### What you have to do
Exclude the pictures; give every entry again exactly as written.

=-=-=

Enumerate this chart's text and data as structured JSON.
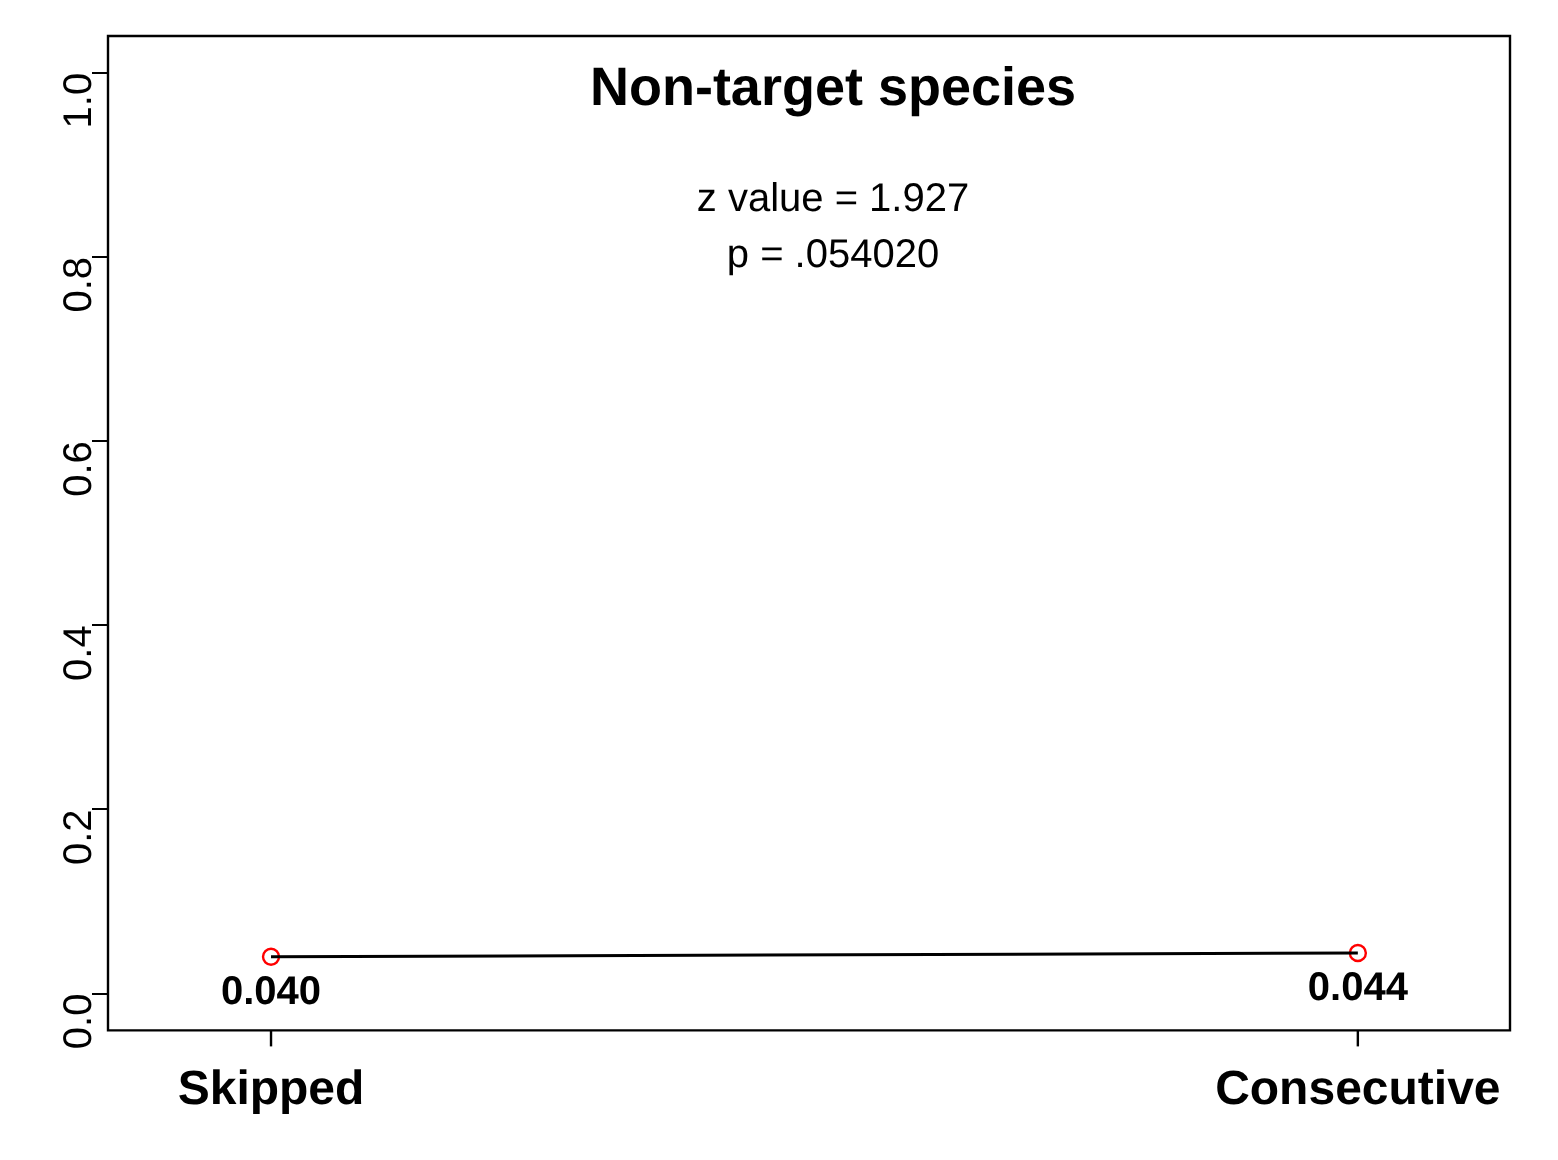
{
  "chart_data": {
    "type": "line",
    "title": "Non-target species",
    "annotations": [
      "z value = 1.927",
      "p = .054020"
    ],
    "categories": [
      "Skipped",
      "Consecutive"
    ],
    "series": [
      {
        "color": "#000000",
        "marker": "none",
        "values": [
          0.04,
          0.044
        ]
      },
      {
        "type": "scatter",
        "color": "#ff0000",
        "values": [
          0.04,
          0.044
        ],
        "value_labels": [
          "0.040",
          "0.044"
        ]
      }
    ],
    "ylim": [
      -0.04,
      1.04
    ],
    "yticks": [
      {
        "value": 0,
        "label": "0.0"
      },
      {
        "value": 0.2,
        "label": "0.2"
      },
      {
        "value": 0.4,
        "label": "0.4"
      },
      {
        "value": 0.6,
        "label": "0.6"
      },
      {
        "value": 0.8,
        "label": "0.8"
      },
      {
        "value": 1,
        "label": "1.0"
      }
    ],
    "marker": "circle",
    "grid": false,
    "legend": false
  }
}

=-=-=

### Result of this task
Enumerate this chart's text and data as structured JSON.
{
  "chart_data": {
    "type": "line",
    "title": "Non-target species",
    "annotations": [
      "z value = 1.927",
      "p = .054020"
    ],
    "categories": [
      "Skipped",
      "Consecutive"
    ],
    "series": [
      {
        "color": "#000000",
        "marker": "none",
        "values": [
          0.04,
          0.044
        ]
      },
      {
        "type": "scatter",
        "color": "#ff0000",
        "values": [
          0.04,
          0.044
        ],
        "value_labels": [
          "0.040",
          "0.044"
        ]
      }
    ],
    "ylim": [
      -0.04,
      1.04
    ],
    "yticks": [
      {
        "value": 0,
        "label": "0.0"
      },
      {
        "value": 0.2,
        "label": "0.2"
      },
      {
        "value": 0.4,
        "label": "0.4"
      },
      {
        "value": 0.6,
        "label": "0.6"
      },
      {
        "value": 0.8,
        "label": "0.8"
      },
      {
        "value": 1,
        "label": "1.0"
      }
    ],
    "marker": "circle",
    "grid": false,
    "legend": false
  }
}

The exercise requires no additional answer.